DESCRIPTION OF THE TASK: Exactly repeat the material, dropping only the pictures.

SUPPLIED ENTRIES:
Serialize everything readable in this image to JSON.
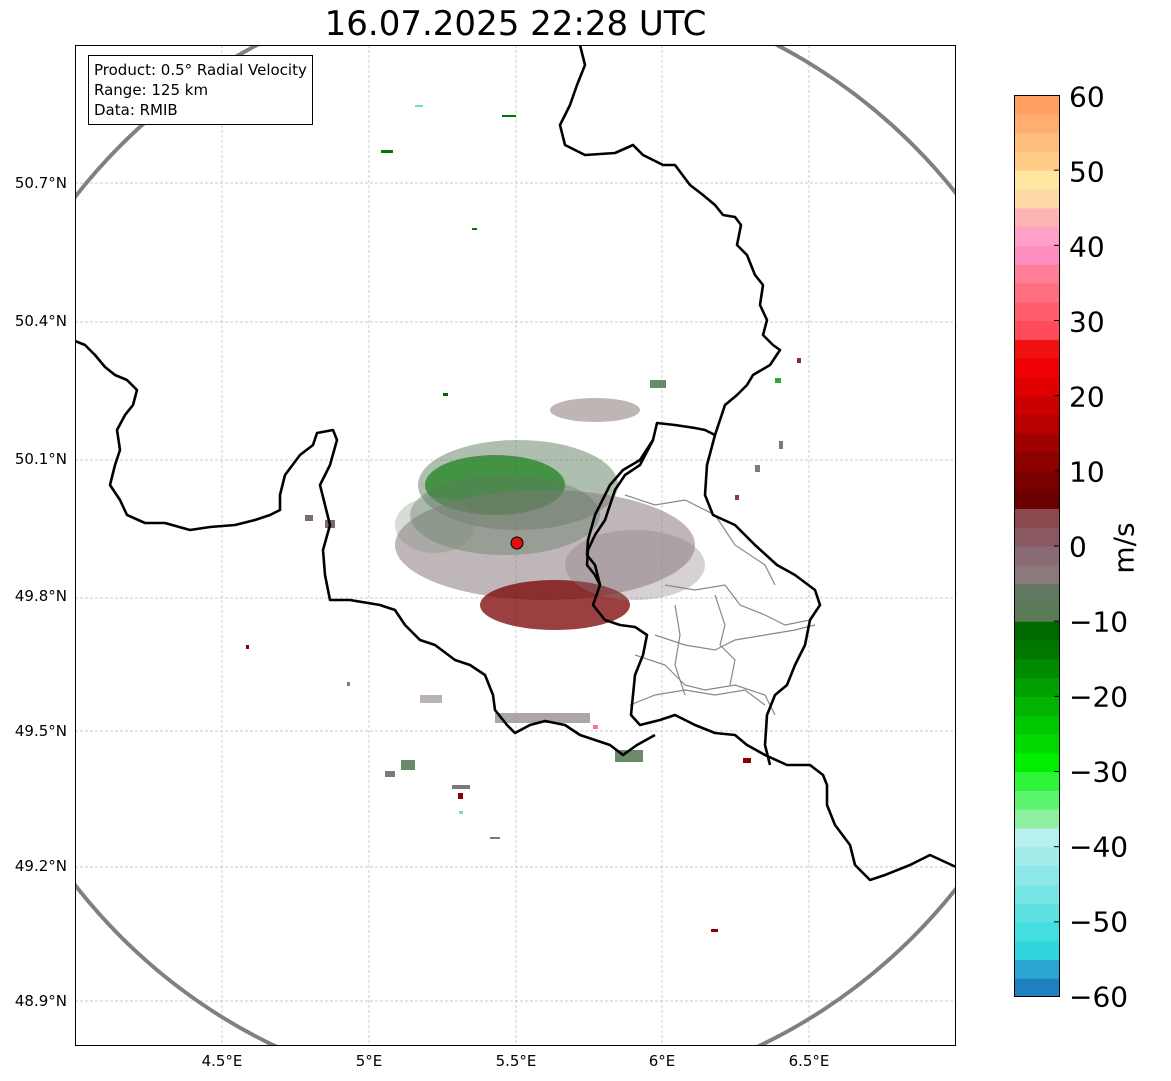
{
  "title": "16.07.2025 22:28 UTC",
  "info": {
    "product": "Product: 0.5° Radial Velocity",
    "range": "Range: 125 km",
    "source": "Data: RMIB"
  },
  "lat_labels": [
    "50.7°N",
    "50.4°N",
    "50.1°N",
    "49.8°N",
    "49.5°N",
    "49.2°N",
    "48.9°N"
  ],
  "lon_labels": [
    "4.5°E",
    "5°E",
    "5.5°E",
    "6°E",
    "6.5°E"
  ],
  "colorbar": {
    "unit": "m/s",
    "ticks": [
      "60",
      "50",
      "40",
      "30",
      "20",
      "10",
      "0",
      "−10",
      "−20",
      "−30",
      "−40",
      "−50",
      "−60"
    ],
    "range": [
      -60,
      60
    ],
    "colors": [
      "#1f7fc0",
      "#2aa6d0",
      "#2fd7dc",
      "#44dde0",
      "#5de2e2",
      "#77e5e5",
      "#8ee8e8",
      "#a4ebeb",
      "#b8efef",
      "#8ef0a0",
      "#5df56e",
      "#2ef53a",
      "#00ee00",
      "#00d800",
      "#00c800",
      "#00b400",
      "#00a000",
      "#008c00",
      "#007800",
      "#006a00",
      "#5a7a58",
      "#607860",
      "#8a7a7a",
      "#8a6a75",
      "#8a5a60",
      "#8a4a50",
      "#6a0000",
      "#7a0000",
      "#8c0000",
      "#a00000",
      "#b80000",
      "#cc0000",
      "#e00000",
      "#f00000",
      "#f01010",
      "#ff4a5a",
      "#ff5d6a",
      "#ff6e7e",
      "#ff7e98",
      "#ff8ec0",
      "#ffa0c8",
      "#ffb4b4",
      "#ffd8a8",
      "#ffe6a0",
      "#ffcc88",
      "#ffbe80",
      "#ffae70",
      "#ffa060"
    ]
  },
  "map": {
    "radar_site": "radar-site",
    "lat_range": [
      48.8,
      50.99
    ],
    "lon_range": [
      4.0,
      7.0
    ]
  }
}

EXPECTED ANSWER:
Serialize everything readable in this image to JSON.
{
  "title": "16.07.2025 22:28 UTC",
  "info": {
    "product": "Product: 0.5° Radial Velocity",
    "range": "Range: 125 km",
    "source": "Data: RMIB"
  },
  "lat_labels": [
    "50.7°N",
    "50.4°N",
    "50.1°N",
    "49.8°N",
    "49.5°N",
    "49.2°N",
    "48.9°N"
  ],
  "lon_labels": [
    "4.5°E",
    "5°E",
    "5.5°E",
    "6°E",
    "6.5°E"
  ],
  "colorbar": {
    "unit": "m/s",
    "ticks": [
      "60",
      "50",
      "40",
      "30",
      "20",
      "10",
      "0",
      "−10",
      "−20",
      "−30",
      "−40",
      "−50",
      "−60"
    ],
    "range": [
      -60,
      60
    ],
    "colors": [
      "#1f7fc0",
      "#2aa6d0",
      "#2fd7dc",
      "#44dde0",
      "#5de2e2",
      "#77e5e5",
      "#8ee8e8",
      "#a4ebeb",
      "#b8efef",
      "#8ef0a0",
      "#5df56e",
      "#2ef53a",
      "#00ee00",
      "#00d800",
      "#00c800",
      "#00b400",
      "#00a000",
      "#008c00",
      "#007800",
      "#006a00",
      "#5a7a58",
      "#607860",
      "#8a7a7a",
      "#8a6a75",
      "#8a5a60",
      "#8a4a50",
      "#6a0000",
      "#7a0000",
      "#8c0000",
      "#a00000",
      "#b80000",
      "#cc0000",
      "#e00000",
      "#f00000",
      "#f01010",
      "#ff4a5a",
      "#ff5d6a",
      "#ff6e7e",
      "#ff7e98",
      "#ff8ec0",
      "#ffa0c8",
      "#ffb4b4",
      "#ffd8a8",
      "#ffe6a0",
      "#ffcc88",
      "#ffbe80",
      "#ffae70",
      "#ffa060"
    ]
  },
  "map": {
    "radar_site": "radar-site",
    "lat_range": [
      48.8,
      50.99
    ],
    "lon_range": [
      4.0,
      7.0
    ]
  }
}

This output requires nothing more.